> **SET TASK**:
Report every line below that holds the word "text".

-- BEGIN --

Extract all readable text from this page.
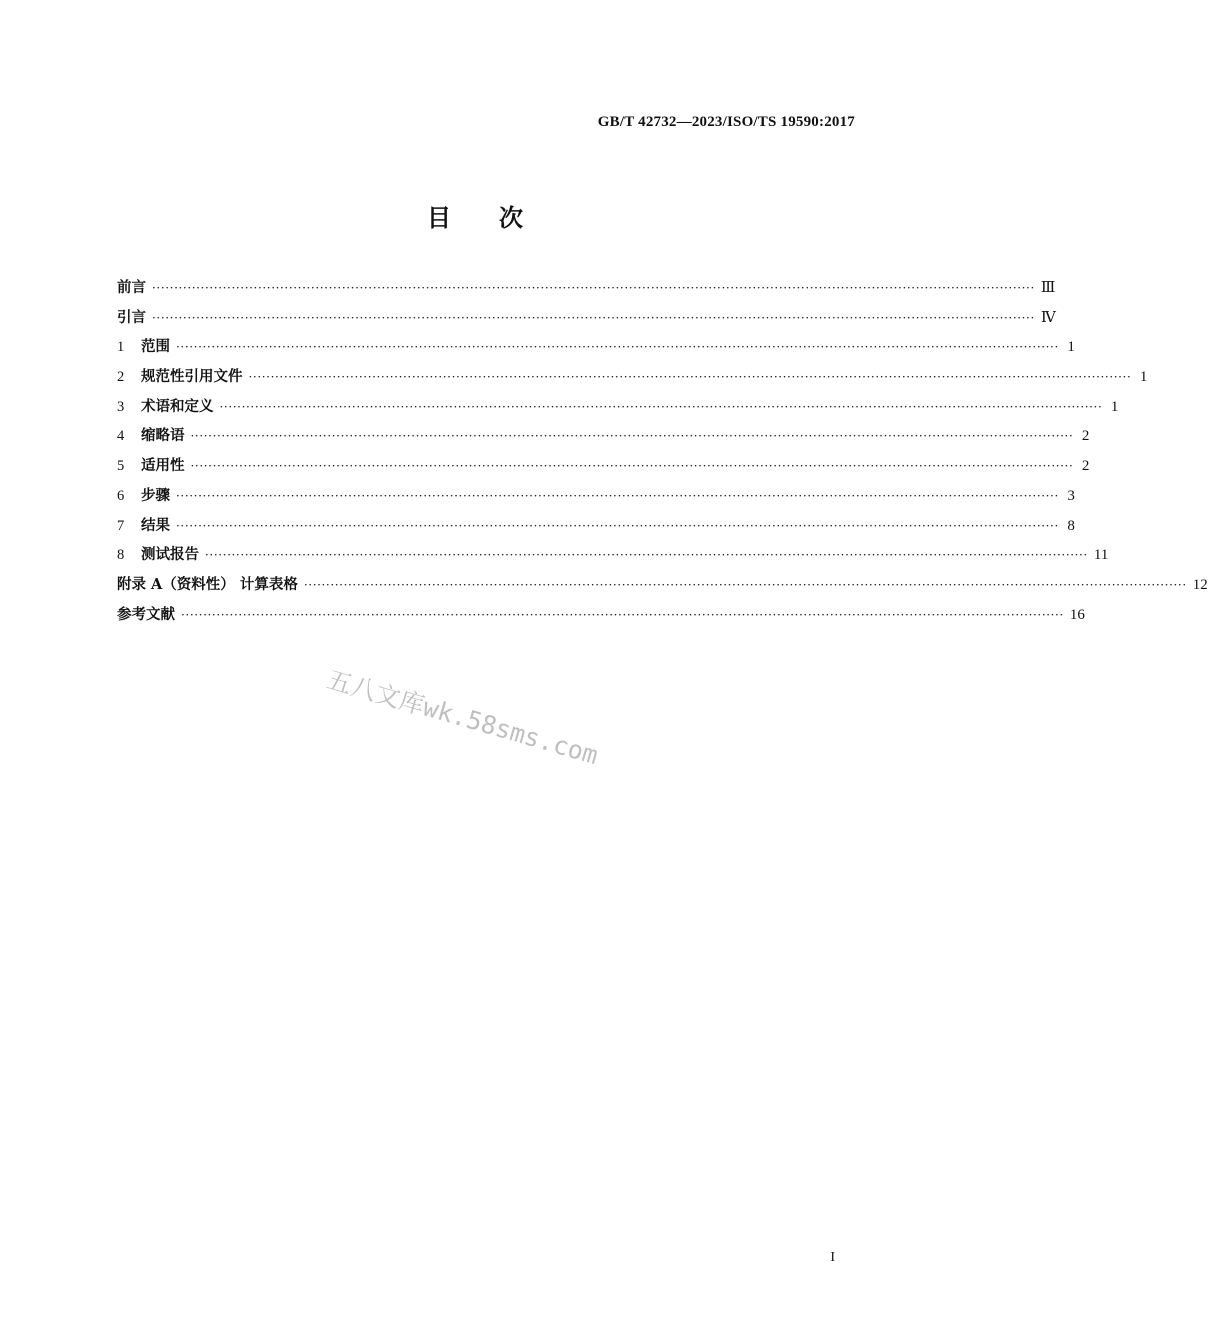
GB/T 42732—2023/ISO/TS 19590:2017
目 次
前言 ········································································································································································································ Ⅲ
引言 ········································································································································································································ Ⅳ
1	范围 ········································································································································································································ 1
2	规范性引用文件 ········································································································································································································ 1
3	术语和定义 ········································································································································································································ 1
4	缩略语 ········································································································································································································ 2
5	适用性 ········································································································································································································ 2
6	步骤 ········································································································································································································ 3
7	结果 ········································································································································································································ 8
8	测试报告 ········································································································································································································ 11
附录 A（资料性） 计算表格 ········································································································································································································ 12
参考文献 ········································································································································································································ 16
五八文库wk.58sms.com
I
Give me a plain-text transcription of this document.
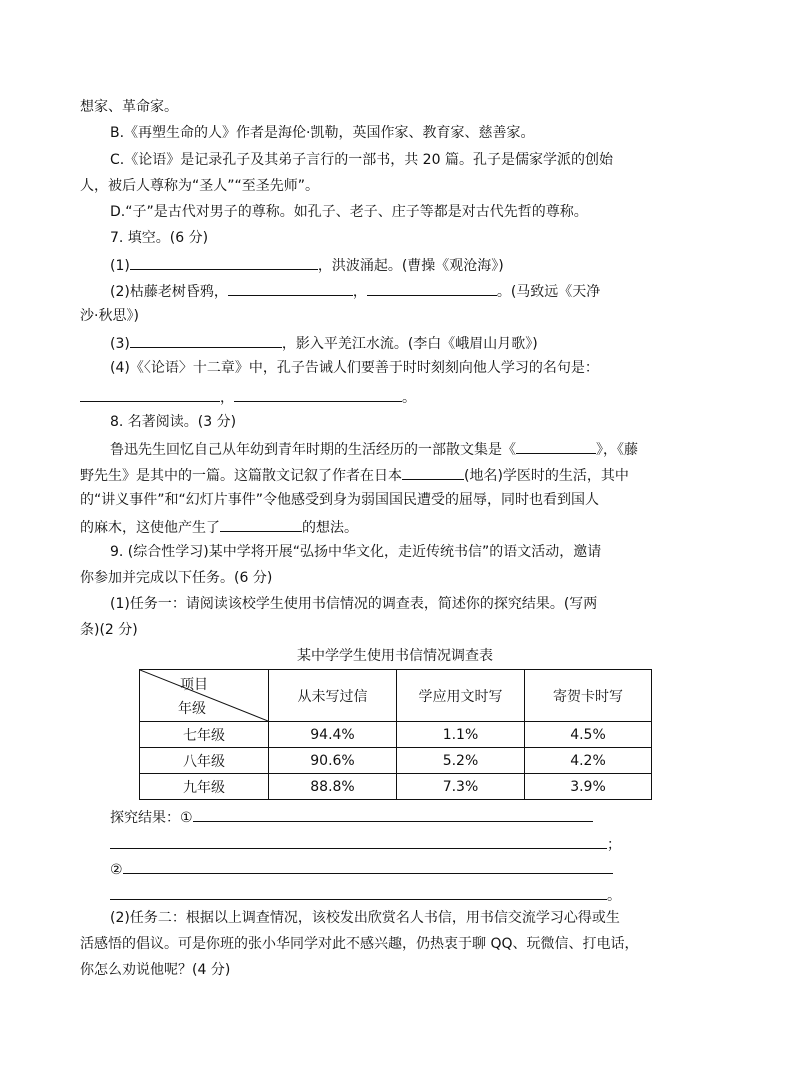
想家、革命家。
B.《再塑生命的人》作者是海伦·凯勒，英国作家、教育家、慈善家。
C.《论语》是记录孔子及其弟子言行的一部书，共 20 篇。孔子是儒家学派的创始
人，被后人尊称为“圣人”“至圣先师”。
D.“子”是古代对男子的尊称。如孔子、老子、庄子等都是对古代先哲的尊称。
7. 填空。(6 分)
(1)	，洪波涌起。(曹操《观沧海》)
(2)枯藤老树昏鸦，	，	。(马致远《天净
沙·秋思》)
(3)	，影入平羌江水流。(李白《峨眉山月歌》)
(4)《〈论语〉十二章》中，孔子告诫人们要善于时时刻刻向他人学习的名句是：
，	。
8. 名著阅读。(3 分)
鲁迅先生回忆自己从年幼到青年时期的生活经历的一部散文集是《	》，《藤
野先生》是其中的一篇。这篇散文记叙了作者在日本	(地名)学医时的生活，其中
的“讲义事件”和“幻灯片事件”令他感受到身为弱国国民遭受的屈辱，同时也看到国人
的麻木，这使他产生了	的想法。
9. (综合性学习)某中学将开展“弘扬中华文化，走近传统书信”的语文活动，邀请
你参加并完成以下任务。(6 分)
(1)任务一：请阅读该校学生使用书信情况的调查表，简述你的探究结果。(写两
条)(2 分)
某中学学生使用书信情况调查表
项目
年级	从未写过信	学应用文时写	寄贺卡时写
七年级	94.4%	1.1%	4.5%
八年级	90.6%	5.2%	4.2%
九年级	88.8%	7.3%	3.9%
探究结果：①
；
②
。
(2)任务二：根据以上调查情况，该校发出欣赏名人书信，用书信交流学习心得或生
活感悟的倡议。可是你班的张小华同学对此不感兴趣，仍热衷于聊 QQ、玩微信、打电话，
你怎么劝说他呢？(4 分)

-- END --

> **OUTPUT**:
Extract all readable text from this page.
Give me a plain-text transcription of this document.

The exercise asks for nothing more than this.